## RECORD EXCERPTS
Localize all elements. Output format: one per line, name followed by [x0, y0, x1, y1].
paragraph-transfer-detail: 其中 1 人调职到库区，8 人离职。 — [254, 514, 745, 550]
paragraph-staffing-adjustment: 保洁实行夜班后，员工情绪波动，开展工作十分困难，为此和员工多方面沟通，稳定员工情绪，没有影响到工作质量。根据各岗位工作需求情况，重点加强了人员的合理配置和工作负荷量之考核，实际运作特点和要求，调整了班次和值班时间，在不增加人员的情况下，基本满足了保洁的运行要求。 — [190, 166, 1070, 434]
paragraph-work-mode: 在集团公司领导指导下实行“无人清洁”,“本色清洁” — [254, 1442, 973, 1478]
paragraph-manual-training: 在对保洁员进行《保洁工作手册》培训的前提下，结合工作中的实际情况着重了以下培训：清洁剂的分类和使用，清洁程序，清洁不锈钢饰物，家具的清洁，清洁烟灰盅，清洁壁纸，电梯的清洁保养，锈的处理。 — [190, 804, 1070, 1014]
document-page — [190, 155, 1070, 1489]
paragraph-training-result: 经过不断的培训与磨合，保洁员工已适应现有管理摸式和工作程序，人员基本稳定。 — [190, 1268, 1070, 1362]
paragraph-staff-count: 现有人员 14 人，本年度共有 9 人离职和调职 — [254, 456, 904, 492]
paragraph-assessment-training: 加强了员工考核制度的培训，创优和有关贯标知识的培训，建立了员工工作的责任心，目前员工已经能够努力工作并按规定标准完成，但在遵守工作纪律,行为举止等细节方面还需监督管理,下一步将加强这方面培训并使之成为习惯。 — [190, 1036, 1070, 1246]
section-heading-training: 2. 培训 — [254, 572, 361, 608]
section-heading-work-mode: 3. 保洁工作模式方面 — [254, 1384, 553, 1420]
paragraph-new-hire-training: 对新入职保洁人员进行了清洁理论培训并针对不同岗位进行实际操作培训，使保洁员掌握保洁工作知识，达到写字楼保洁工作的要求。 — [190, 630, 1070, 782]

## DIRECTIONS
Return every line of the material above without a single change.

## EXERCISE RESULT
Localize all elements. Output format: one per line, name followed by [x0, y0, x1, y1].
paragraph-transfer-detail: 其中 1 人调职到库区，8 人离职。 — [254, 514, 745, 550]
paragraph-staffing-adjustment: 保洁实行夜班后，员工情绪波动，开展工作十分困难，为此和员工多方面沟通，稳定员工情绪，没有影响到工作质量。根据各岗位工作需求情况，重点加强了人员的合理配置和工作负荷量之考核，实际运作特点和要求，调整了班次和值班时间，在不增加人员的情况下，基本满足了保洁的运行要求。 — [190, 166, 1070, 434]
paragraph-work-mode: 在集团公司领导指导下实行“无人清洁”,“本色清洁” — [254, 1442, 973, 1478]
paragraph-manual-training: 在对保洁员进行《保洁工作手册》培训的前提下，结合工作中的实际情况着重了以下培训：清洁剂的分类和使用，清洁程序，清洁不锈钢饰物，家具的清洁，清洁烟灰盅，清洁壁纸，电梯的清洁保养，锈的处理。 — [190, 804, 1070, 1014]
document-page — [190, 155, 1070, 1489]
paragraph-training-result: 经过不断的培训与磨合，保洁员工已适应现有管理摸式和工作程序，人员基本稳定。 — [190, 1268, 1070, 1362]
paragraph-staff-count: 现有人员 14 人，本年度共有 9 人离职和调职 — [254, 456, 904, 492]
paragraph-assessment-training: 加强了员工考核制度的培训，创优和有关贯标知识的培训，建立了员工工作的责任心，目前员工已经能够努力工作并按规定标准完成，但在遵守工作纪律,行为举止等细节方面还需监督管理,下一步将加强这方面培训并使之成为习惯。 — [190, 1036, 1070, 1246]
section-heading-training: 2. 培训 — [254, 572, 361, 608]
section-heading-work-mode: 3. 保洁工作模式方面 — [254, 1384, 553, 1420]
paragraph-new-hire-training: 对新入职保洁人员进行了清洁理论培训并针对不同岗位进行实际操作培训，使保洁员掌握保洁工作知识，达到写字楼保洁工作的要求。 — [190, 630, 1070, 782]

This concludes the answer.